%%

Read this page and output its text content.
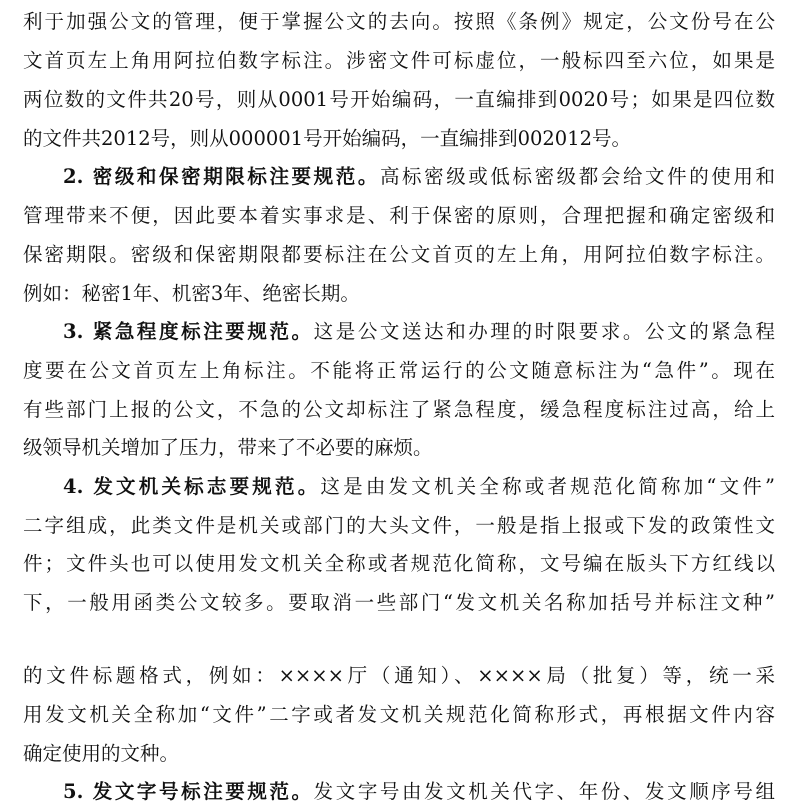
利于加强公文的管理，便于掌握公文的去向。按照《条例》规定，公文份号在公
文首页左上角用阿拉伯数字标注。涉密文件可标虚位，一般标四至六位，如果是
两位数的文件共20号，则从0001号开始编码，一直编排到0020号；如果是四位数
的文件共2012号，则从000001号开始编码，一直编排到002012号。
2. 密级和保密期限标注要规范。高标密级或低标密级都会给文件的使用和
管理带来不便，因此要本着实事求是、利于保密的原则，合理把握和确定密级和
保密期限。密级和保密期限都要标注在公文首页的左上角，用阿拉伯数字标注。
例如：秘密1年、机密3年、绝密长期。
3. 紧急程度标注要规范。这是公文送达和办理的时限要求。公文的紧急程
度要在公文首页左上角标注。不能将正常运行的公文随意标注为“急件”。现在
有些部门上报的公文，不急的公文却标注了紧急程度，缓急程度标注过高，给上
级领导机关增加了压力，带来了不必要的麻烦。
4. 发文机关标志要规范。这是由发文机关全称或者规范化简称加“文件”
二字组成，此类文件是机关或部门的大头文件，一般是指上报或下发的政策性文
件；文件头也可以使用发文机关全称或者规范化简称，文号编在版头下方红线以
下，一般用函类公文较多。要取消一些部门“发文机关名称加括号并标注文种”
的文件标题格式，例如：××××厅（通知）、××××局（批复）等，统一采
用发文机关全称加“文件”二字或者发文机关规范化简称形式，再根据文件内容
确定使用的文种。
5. 发文字号标注要规范。发文字号由发文机关代字、年份、发文顺序号组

%%

■ **AIM**:
Each line in the records above should be reproduced exactly; images are not copied.

■ **FULL RESPONSE**:
Read this page and output its text content.
利于加强公文的管理，便于掌握公文的去向。按照《条例》规定，公文份号在公
文首页左上角用阿拉伯数字标注。涉密文件可标虚位，一般标四至六位，如果是
两位数的文件共20号，则从0001号开始编码，一直编排到0020号；如果是四位数
的文件共2012号，则从000001号开始编码，一直编排到002012号。
2. 密级和保密期限标注要规范。高标密级或低标密级都会给文件的使用和
管理带来不便，因此要本着实事求是、利于保密的原则，合理把握和确定密级和
保密期限。密级和保密期限都要标注在公文首页的左上角，用阿拉伯数字标注。
例如：秘密1年、机密3年、绝密长期。
3. 紧急程度标注要规范。这是公文送达和办理的时限要求。公文的紧急程
度要在公文首页左上角标注。不能将正常运行的公文随意标注为“急件”。现在
有些部门上报的公文，不急的公文却标注了紧急程度，缓急程度标注过高，给上
级领导机关增加了压力，带来了不必要的麻烦。
4. 发文机关标志要规范。这是由发文机关全称或者规范化简称加“文件”
二字组成，此类文件是机关或部门的大头文件，一般是指上报或下发的政策性文
件；文件头也可以使用发文机关全称或者规范化简称，文号编在版头下方红线以
下，一般用函类公文较多。要取消一些部门“发文机关名称加括号并标注文种”
的文件标题格式，例如：××××厅（通知）、××××局（批复）等，统一采
用发文机关全称加“文件”二字或者发文机关规范化简称形式，再根据文件内容
确定使用的文种。
5. 发文字号标注要规范。发文字号由发文机关代字、年份、发文顺序号组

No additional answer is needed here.